Restate the data word for word and leave the images out.

==== Records for the exercise

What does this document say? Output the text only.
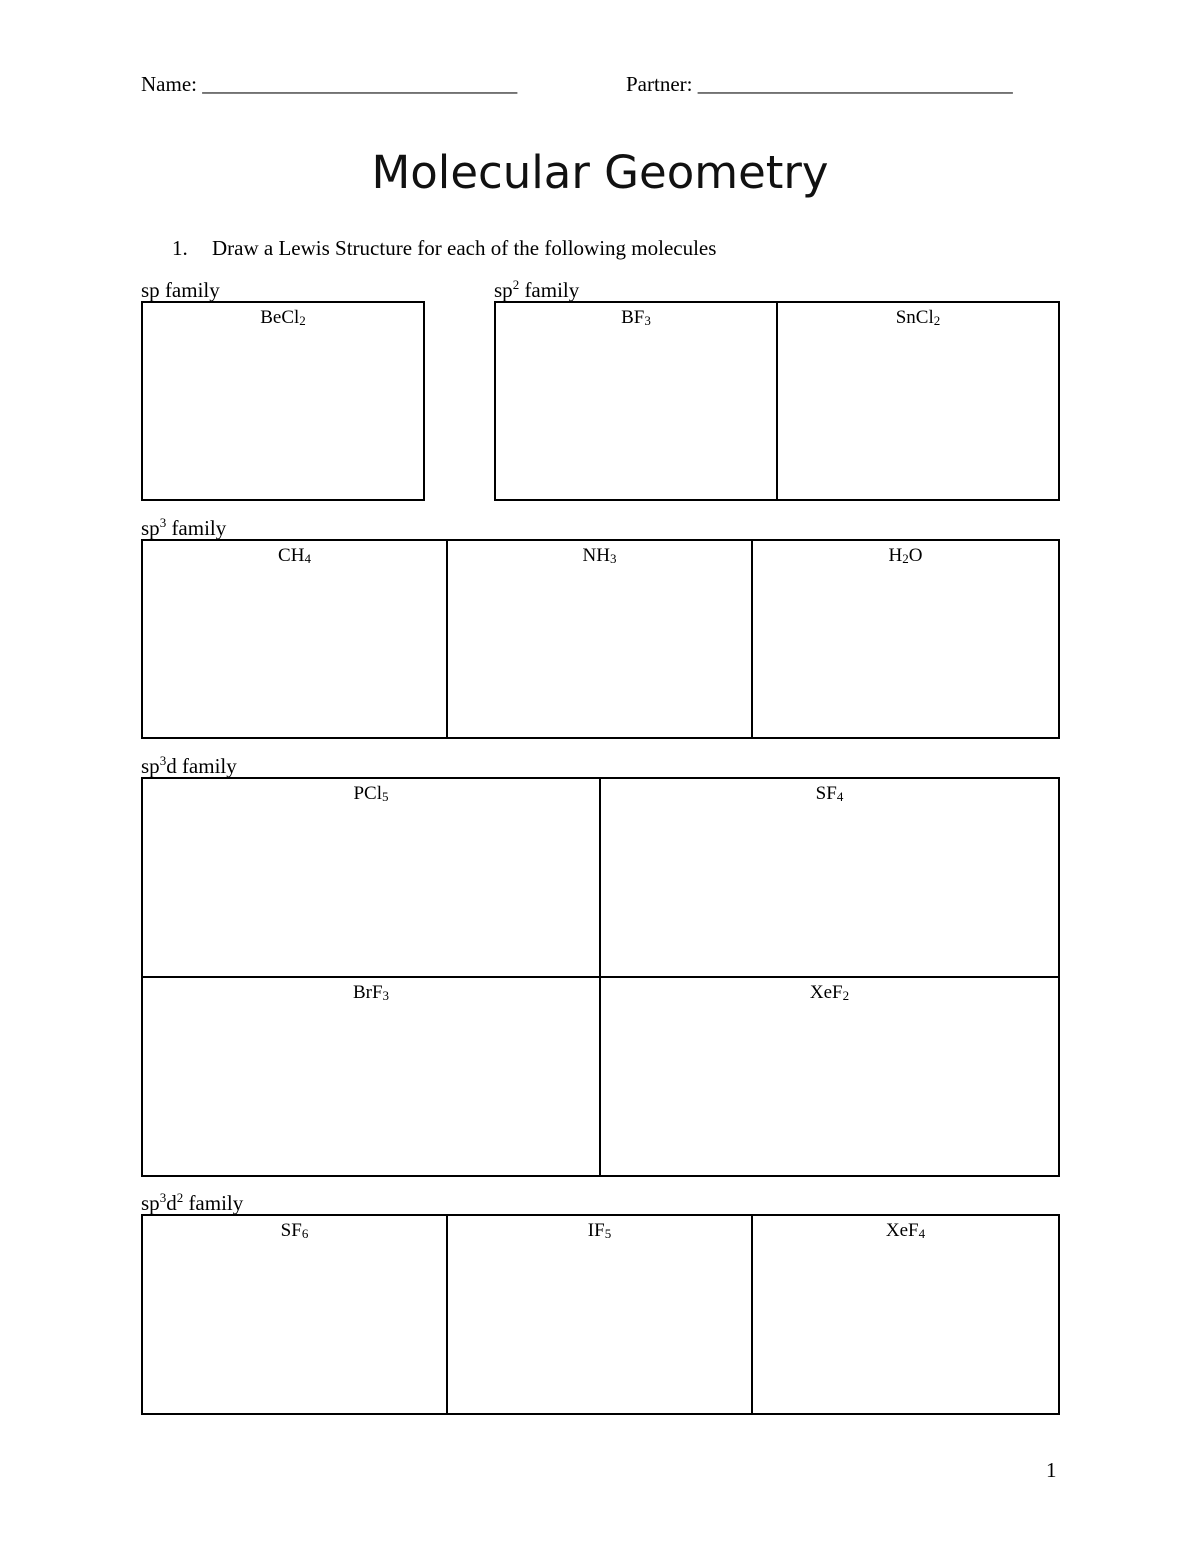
Name: ______________________________	Partner: ______________________________
Molecular Geometry
1. Draw a Lewis Structure for each of the following molecules
sp family
BeCl$_2$
$sp^2$ family
$BF_3$	SnCl$_2$
$sp^3$ family
$CH_4$	$NH_3$	$H_2O$
$sp^3d$ family
PCl$_5$	$SF_4$
BrF$_3$	XeF$_2$
$sp^3d^2$ family
$SF_6$	$IF_5$	XeF$_4$
1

========

(Written answer)
What does this document say? Output the text only.
Name: ______________________________	Partner: ______________________________
Molecular Geometry
1. Draw a Lewis Structure for each of the following molecules
sp family
BeCl$_2$
$sp^2$ family
$BF_3$	SnCl$_2$
$sp^3$ family
$CH_4$	$NH_3$	$H_2O$
$sp^3d$ family
PCl$_5$	$SF_4$
BrF$_3$	XeF$_2$
$sp^3d^2$ family
$SF_6$	$IF_5$	XeF$_4$
1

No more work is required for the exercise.